====== TASK MATERIAL

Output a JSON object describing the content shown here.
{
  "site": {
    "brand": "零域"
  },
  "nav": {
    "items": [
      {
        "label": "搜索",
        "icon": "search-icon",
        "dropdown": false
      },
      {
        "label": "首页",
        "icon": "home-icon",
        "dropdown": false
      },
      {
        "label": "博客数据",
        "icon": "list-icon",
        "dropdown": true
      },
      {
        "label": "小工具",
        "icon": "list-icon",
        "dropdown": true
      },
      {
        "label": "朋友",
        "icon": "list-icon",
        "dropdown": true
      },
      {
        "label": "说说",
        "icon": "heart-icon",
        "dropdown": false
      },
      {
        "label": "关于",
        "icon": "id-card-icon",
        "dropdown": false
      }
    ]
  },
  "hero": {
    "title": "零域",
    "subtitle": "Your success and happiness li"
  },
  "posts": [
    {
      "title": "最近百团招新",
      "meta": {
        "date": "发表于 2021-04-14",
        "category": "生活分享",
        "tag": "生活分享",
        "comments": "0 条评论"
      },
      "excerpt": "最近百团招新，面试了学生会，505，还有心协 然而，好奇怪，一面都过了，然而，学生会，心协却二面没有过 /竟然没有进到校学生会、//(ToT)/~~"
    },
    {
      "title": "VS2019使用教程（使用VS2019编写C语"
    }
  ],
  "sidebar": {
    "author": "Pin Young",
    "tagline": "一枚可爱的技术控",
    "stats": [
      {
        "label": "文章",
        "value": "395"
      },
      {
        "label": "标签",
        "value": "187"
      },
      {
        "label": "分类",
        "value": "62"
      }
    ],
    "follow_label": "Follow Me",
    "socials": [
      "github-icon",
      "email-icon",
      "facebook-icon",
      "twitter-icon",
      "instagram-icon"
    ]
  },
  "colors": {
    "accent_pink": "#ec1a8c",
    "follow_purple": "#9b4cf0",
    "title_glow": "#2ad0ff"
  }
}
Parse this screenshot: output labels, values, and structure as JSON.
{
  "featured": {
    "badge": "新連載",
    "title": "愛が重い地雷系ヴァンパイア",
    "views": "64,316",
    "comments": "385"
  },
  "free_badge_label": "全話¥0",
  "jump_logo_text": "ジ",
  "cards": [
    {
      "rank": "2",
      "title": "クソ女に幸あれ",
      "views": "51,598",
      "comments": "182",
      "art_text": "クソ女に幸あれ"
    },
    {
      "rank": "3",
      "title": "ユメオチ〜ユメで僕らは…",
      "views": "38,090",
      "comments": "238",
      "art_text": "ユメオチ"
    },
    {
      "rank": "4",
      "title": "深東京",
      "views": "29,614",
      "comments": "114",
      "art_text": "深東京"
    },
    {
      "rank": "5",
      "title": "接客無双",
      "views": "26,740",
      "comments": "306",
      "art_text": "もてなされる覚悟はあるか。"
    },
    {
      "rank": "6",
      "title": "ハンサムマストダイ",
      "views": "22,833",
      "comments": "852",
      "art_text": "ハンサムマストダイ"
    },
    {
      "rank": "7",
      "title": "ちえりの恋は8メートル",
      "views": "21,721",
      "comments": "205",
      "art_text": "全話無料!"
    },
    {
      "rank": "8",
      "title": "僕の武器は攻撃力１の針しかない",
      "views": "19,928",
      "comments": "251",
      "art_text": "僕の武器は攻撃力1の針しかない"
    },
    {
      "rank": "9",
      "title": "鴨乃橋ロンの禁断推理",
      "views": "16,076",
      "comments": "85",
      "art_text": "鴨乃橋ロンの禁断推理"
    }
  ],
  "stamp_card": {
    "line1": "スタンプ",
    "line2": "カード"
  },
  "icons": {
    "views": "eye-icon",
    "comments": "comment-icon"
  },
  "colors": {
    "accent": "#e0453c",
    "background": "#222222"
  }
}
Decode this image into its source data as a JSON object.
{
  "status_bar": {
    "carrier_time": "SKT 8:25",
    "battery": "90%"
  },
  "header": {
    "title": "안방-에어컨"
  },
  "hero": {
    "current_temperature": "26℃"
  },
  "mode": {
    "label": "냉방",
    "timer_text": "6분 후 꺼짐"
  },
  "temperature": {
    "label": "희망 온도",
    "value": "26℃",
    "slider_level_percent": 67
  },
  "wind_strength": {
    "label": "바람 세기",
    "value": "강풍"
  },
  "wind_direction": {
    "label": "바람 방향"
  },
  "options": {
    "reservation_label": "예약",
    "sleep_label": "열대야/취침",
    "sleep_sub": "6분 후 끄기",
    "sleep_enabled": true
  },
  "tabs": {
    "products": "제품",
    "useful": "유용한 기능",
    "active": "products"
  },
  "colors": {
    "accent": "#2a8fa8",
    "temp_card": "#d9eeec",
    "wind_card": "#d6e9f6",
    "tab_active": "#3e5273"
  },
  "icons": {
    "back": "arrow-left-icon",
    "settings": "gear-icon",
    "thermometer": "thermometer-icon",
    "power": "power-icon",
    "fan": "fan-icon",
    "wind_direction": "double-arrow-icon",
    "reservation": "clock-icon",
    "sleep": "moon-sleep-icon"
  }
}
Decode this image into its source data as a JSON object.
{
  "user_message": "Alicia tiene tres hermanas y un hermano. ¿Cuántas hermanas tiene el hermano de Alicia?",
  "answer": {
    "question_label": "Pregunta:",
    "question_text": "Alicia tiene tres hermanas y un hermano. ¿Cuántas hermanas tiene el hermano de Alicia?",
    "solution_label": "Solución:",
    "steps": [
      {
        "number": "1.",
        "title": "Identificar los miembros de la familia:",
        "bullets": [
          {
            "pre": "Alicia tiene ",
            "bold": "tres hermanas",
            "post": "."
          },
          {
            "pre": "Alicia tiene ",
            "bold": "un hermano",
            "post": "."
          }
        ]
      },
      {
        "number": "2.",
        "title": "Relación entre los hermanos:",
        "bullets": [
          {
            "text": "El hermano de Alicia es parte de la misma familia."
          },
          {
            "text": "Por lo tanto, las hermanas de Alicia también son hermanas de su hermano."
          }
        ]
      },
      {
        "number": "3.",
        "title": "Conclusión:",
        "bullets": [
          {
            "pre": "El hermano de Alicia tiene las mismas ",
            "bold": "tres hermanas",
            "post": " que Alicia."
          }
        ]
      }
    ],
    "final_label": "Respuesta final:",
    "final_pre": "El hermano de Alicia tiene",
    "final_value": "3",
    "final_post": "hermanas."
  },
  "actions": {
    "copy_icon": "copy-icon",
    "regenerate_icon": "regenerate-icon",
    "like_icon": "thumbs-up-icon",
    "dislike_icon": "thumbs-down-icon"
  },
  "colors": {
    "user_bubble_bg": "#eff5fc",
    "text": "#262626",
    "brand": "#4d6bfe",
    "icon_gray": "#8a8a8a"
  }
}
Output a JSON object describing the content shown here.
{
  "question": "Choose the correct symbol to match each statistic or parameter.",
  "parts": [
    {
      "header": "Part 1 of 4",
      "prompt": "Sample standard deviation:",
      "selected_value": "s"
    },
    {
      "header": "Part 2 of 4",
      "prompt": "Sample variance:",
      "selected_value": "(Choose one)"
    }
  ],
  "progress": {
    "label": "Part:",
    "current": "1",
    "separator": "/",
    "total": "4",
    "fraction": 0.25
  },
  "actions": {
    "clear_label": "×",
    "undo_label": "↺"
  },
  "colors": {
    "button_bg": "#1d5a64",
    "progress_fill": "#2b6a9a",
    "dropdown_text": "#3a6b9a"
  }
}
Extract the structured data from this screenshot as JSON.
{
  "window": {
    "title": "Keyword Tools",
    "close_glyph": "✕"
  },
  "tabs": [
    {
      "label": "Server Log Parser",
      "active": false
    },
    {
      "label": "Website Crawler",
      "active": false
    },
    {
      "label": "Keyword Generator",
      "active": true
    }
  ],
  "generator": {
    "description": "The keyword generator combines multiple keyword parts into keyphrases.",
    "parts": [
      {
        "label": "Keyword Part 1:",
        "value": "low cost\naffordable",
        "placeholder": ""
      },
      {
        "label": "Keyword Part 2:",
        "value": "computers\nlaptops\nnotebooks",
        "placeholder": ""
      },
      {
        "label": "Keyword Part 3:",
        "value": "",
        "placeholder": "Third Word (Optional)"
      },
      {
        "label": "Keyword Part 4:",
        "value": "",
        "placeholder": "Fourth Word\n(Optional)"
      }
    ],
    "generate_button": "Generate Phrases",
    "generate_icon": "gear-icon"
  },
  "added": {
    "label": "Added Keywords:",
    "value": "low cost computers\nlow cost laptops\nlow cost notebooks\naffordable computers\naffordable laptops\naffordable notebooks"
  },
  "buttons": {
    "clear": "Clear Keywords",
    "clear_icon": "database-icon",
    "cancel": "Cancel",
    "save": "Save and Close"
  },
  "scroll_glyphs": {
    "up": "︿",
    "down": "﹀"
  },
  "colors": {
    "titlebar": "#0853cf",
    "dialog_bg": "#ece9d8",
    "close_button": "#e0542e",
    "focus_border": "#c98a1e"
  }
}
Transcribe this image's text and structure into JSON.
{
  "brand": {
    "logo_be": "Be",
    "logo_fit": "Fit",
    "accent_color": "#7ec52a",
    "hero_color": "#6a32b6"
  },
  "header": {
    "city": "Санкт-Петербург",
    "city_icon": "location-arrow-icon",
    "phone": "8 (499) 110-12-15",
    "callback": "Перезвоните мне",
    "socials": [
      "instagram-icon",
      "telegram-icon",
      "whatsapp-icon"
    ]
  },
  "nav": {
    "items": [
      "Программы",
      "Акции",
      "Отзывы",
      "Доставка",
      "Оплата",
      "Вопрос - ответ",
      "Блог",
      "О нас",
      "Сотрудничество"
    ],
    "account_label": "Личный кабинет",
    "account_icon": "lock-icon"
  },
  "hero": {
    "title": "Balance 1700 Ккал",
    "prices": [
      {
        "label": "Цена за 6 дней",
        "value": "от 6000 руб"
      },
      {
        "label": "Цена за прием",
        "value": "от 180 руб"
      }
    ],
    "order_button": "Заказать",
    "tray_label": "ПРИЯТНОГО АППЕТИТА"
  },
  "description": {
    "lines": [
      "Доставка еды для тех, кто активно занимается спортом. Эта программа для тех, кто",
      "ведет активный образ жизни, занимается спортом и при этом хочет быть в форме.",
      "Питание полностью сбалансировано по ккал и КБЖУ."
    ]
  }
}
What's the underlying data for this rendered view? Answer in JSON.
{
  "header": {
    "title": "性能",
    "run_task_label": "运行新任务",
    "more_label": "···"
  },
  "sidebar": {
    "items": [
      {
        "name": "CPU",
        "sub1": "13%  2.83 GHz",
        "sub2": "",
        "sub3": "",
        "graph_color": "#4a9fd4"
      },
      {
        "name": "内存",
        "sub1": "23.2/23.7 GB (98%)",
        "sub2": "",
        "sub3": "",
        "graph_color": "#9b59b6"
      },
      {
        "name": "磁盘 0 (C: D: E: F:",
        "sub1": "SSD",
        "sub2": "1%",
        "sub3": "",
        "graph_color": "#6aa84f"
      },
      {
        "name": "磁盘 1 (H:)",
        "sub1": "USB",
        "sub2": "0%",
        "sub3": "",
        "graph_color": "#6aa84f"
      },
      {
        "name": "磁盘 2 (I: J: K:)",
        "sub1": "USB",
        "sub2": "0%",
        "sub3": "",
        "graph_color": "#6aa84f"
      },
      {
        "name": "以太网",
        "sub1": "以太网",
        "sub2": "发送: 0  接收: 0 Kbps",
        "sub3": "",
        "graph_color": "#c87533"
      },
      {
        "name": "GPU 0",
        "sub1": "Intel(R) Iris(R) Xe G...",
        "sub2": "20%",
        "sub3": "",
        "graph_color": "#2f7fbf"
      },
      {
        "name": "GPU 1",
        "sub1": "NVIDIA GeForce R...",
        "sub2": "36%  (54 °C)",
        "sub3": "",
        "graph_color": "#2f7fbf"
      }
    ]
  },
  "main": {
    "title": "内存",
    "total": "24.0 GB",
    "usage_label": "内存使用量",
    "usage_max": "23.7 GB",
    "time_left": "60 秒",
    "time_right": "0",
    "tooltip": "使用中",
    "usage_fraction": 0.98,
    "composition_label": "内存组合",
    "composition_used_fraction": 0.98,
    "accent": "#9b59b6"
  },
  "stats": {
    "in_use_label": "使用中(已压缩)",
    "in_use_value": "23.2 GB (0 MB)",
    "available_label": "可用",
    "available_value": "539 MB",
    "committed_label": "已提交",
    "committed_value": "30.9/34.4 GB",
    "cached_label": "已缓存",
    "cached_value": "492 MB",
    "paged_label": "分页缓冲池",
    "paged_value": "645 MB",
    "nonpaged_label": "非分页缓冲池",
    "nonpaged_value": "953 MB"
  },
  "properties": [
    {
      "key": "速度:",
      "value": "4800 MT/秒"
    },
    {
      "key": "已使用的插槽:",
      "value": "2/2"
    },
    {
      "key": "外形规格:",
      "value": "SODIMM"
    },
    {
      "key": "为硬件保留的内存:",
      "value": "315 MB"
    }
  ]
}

============

» STATED TASK: From the material above, gather all lines that include the string "tres" and copy them.

» TASK RESPONSE:
  "user_message": "Alicia tiene tres hermanas y un hermano. ¿Cuántas hermanas tiene el hermano de Alicia?",
    "question_text": "Alicia tiene tres hermanas y un hermano. ¿Cuántas hermanas tiene el hermano de Alicia?",
            "bold": "tres hermanas",
            "bold": "tres hermanas",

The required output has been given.